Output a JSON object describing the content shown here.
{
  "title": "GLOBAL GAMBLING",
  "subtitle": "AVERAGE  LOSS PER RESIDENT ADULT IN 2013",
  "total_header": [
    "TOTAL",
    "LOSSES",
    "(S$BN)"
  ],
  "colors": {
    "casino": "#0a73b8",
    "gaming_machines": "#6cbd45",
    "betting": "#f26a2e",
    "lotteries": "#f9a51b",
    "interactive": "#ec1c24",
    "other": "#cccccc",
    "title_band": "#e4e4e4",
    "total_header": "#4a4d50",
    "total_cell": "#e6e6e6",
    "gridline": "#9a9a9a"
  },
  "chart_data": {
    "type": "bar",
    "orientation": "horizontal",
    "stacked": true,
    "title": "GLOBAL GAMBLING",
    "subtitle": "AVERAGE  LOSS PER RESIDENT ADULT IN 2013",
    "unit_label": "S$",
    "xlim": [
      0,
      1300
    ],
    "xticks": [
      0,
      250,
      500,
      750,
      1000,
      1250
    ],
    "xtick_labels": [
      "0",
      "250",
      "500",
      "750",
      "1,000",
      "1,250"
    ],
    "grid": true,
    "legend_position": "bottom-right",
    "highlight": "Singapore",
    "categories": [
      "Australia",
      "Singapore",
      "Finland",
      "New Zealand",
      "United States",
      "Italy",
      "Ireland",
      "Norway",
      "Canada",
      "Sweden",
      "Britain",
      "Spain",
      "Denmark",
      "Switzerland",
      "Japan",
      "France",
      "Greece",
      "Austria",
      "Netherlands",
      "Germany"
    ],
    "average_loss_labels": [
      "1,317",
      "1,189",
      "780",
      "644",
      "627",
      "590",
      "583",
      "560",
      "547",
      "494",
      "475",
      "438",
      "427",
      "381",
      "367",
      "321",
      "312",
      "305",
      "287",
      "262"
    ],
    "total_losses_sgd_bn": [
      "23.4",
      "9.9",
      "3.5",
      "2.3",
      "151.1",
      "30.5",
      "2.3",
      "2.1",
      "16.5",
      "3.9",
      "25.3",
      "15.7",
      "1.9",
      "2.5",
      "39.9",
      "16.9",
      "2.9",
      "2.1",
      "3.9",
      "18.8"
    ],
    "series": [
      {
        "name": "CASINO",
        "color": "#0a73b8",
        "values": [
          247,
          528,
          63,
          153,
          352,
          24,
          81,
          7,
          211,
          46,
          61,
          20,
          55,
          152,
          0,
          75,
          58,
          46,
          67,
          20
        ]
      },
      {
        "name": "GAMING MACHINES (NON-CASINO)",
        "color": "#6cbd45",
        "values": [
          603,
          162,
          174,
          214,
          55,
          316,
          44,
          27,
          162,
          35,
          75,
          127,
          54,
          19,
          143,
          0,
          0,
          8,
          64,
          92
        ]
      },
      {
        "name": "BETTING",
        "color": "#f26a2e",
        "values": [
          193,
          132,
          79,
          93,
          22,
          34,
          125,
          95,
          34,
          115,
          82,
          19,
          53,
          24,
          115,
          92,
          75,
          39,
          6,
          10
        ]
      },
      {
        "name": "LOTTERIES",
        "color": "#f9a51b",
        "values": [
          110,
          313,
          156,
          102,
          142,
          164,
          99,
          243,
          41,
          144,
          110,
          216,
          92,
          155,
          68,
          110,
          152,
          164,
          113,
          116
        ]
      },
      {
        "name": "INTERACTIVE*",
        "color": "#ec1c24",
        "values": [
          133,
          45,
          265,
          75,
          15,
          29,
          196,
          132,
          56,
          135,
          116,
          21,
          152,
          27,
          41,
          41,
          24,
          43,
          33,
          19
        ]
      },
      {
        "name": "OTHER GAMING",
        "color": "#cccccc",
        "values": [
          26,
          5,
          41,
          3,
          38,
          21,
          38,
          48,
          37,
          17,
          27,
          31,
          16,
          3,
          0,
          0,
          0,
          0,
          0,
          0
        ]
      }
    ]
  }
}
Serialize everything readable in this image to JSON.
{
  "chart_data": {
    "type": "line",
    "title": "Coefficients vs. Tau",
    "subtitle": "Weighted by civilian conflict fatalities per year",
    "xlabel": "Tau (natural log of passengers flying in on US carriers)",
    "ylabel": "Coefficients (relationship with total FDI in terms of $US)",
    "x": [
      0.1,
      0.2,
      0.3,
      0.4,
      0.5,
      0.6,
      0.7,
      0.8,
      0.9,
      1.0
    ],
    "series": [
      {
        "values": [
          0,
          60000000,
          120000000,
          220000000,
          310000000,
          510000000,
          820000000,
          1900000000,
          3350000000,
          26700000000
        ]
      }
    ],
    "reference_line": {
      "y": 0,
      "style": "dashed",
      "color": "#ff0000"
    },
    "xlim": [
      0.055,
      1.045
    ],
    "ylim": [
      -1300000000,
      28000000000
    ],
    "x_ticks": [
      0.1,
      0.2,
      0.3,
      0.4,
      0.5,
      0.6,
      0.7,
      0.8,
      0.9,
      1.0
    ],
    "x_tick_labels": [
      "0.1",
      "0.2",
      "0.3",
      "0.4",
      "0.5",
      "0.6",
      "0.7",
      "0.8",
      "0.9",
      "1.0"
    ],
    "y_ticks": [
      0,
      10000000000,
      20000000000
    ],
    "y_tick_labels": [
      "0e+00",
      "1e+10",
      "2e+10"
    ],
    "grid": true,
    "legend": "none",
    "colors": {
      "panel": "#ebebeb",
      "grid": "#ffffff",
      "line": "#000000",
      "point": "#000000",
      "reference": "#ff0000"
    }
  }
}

WHAT NEEDS TO BE DONE. Pull out all lines from the entries above that include the word "subtitle".

RESULT OF THIS EXERCISE.
  "subtitle": "AVERAGE  LOSS PER RESIDENT ADULT IN 2013",
    "subtitle": "AVERAGE  LOSS PER RESIDENT ADULT IN 2013",
    "subtitle": "Weighted by civilian conflict fatalities per year",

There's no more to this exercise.